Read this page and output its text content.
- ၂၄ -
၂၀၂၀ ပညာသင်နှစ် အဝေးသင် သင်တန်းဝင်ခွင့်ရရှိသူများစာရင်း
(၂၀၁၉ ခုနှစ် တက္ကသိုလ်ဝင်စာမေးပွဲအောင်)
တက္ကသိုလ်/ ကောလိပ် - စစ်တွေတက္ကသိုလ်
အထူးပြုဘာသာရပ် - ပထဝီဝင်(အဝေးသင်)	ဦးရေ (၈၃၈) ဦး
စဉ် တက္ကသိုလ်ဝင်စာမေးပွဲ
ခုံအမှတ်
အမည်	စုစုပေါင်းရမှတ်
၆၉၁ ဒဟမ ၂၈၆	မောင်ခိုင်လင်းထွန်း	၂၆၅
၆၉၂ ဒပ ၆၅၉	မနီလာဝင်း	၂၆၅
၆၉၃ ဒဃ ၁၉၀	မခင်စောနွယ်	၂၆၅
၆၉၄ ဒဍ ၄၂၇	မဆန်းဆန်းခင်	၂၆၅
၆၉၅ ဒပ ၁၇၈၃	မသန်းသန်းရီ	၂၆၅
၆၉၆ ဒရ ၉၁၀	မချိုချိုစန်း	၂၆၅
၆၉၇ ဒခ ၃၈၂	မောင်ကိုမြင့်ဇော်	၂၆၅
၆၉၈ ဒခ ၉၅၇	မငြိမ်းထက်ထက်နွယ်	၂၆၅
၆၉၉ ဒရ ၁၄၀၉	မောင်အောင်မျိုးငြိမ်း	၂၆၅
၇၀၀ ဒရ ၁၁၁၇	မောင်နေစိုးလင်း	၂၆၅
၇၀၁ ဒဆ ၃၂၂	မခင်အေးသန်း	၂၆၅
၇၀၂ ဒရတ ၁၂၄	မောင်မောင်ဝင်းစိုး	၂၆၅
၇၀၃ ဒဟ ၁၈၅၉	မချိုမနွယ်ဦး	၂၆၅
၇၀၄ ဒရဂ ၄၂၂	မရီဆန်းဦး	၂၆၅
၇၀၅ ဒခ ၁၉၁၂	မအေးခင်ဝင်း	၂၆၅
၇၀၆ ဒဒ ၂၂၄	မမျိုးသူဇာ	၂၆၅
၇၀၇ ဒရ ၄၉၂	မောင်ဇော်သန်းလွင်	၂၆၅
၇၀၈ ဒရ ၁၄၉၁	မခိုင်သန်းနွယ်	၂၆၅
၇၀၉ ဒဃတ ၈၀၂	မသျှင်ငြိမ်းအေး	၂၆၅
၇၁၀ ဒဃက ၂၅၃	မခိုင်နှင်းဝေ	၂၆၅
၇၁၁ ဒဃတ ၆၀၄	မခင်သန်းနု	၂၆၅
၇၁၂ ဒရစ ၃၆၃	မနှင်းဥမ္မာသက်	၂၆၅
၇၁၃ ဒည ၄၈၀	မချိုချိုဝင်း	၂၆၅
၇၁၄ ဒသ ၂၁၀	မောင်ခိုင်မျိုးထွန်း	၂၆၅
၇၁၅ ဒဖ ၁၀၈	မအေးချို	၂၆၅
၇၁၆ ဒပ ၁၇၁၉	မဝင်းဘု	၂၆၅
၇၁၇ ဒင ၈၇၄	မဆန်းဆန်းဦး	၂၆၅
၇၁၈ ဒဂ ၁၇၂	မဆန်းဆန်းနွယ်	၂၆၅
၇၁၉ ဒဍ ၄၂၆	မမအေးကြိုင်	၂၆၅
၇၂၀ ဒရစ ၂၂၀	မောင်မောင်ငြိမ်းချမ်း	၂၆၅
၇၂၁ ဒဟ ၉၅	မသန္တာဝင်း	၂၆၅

○ ○ ○

# [WHAT IS NEEDED]
Type out the full listing again, exactly as given.

# [RESPONSE TO THIS EXERCISE]
Read this page and output its text content.
- ၂၄ -
၂၀၂၀ ပညာသင်နှစ် အဝေးသင် သင်တန်းဝင်ခွင့်ရရှိသူများစာရင်း
(၂၀၁၉ ခုနှစ် တက္ကသိုလ်ဝင်စာမေးပွဲအောင်)
တက္ကသိုလ်/ ကောလိပ် - စစ်တွေတက္ကသိုလ်
အထူးပြုဘာသာရပ် - ပထဝီဝင်(အဝေးသင်)	ဦးရေ (၈၃၈) ဦး
စဉ် တက္ကသိုလ်ဝင်စာမေးပွဲ
ခုံအမှတ်
အမည်	စုစုပေါင်းရမှတ်
၆၉၁ ဒဟမ ၂၈၆	မောင်ခိုင်လင်းထွန်း	၂၆၅
၆၉၂ ဒပ ၆၅၉	မနီလာဝင်း	၂၆၅
၆၉၃ ဒဃ ၁၉၀	မခင်စောနွယ်	၂၆၅
၆၉၄ ဒဍ ၄၂၇	မဆန်းဆန်းခင်	၂၆၅
၆၉၅ ဒပ ၁၇၈၃	မသန်းသန်းရီ	၂၆၅
၆၉၆ ဒရ ၉၁၀	မချိုချိုစန်း	၂၆၅
၆၉၇ ဒခ ၃၈၂	မောင်ကိုမြင့်ဇော်	၂၆၅
၆၉၈ ဒခ ၉၅၇	မငြိမ်းထက်ထက်နွယ်	၂၆၅
၆၉၉ ဒရ ၁၄၀၉	မောင်အောင်မျိုးငြိမ်း	၂၆၅
၇၀၀ ဒရ ၁၁၁၇	မောင်နေစိုးလင်း	၂၆၅
၇၀၁ ဒဆ ၃၂၂	မခင်အေးသန်း	၂၆၅
၇၀၂ ဒရတ ၁၂၄	မောင်မောင်ဝင်းစိုး	၂၆၅
၇၀၃ ဒဟ ၁၈၅၉	မချိုမနွယ်ဦး	၂၆၅
၇၀၄ ဒရဂ ၄၂၂	မရီဆန်းဦး	၂၆၅
၇၀၅ ဒခ ၁၉၁၂	မအေးခင်ဝင်း	၂၆၅
၇၀၆ ဒဒ ၂၂၄	မမျိုးသူဇာ	၂၆၅
၇၀၇ ဒရ ၄၉၂	မောင်ဇော်သန်းလွင်	၂၆၅
၇၀၈ ဒရ ၁၄၉၁	မခိုင်သန်းနွယ်	၂၆၅
၇၀၉ ဒဃတ ၈၀၂	မသျှင်ငြိမ်းအေး	၂၆၅
၇၁၀ ဒဃက ၂၅၃	မခိုင်နှင်းဝေ	၂၆၅
၇၁၁ ဒဃတ ၆၀၄	မခင်သန်းနု	၂၆၅
၇၁၂ ဒရစ ၃၆၃	မနှင်းဥမ္မာသက်	၂၆၅
၇၁၃ ဒည ၄၈၀	မချိုချိုဝင်း	၂၆၅
၇၁၄ ဒသ ၂၁၀	မောင်ခိုင်မျိုးထွန်း	၂၆၅
၇၁၅ ဒဖ ၁၀၈	မအေးချို	၂၆၅
၇၁၆ ဒပ ၁၇၁၉	မဝင်းဘု	၂၆၅
၇၁၇ ဒင ၈၇၄	မဆန်းဆန်းဦး	၂၆၅
၇၁၈ ဒဂ ၁၇၂	မဆန်းဆန်းနွယ်	၂၆၅
၇၁၉ ဒဍ ၄၂၆	မမအေးကြိုင်	၂၆၅
၇၂၀ ဒရစ ၂၂၀	မောင်မောင်ငြိမ်းချမ်း	၂၆၅
၇၂၁ ဒဟ ၉၅	မသန္တာဝင်း	၂၆၅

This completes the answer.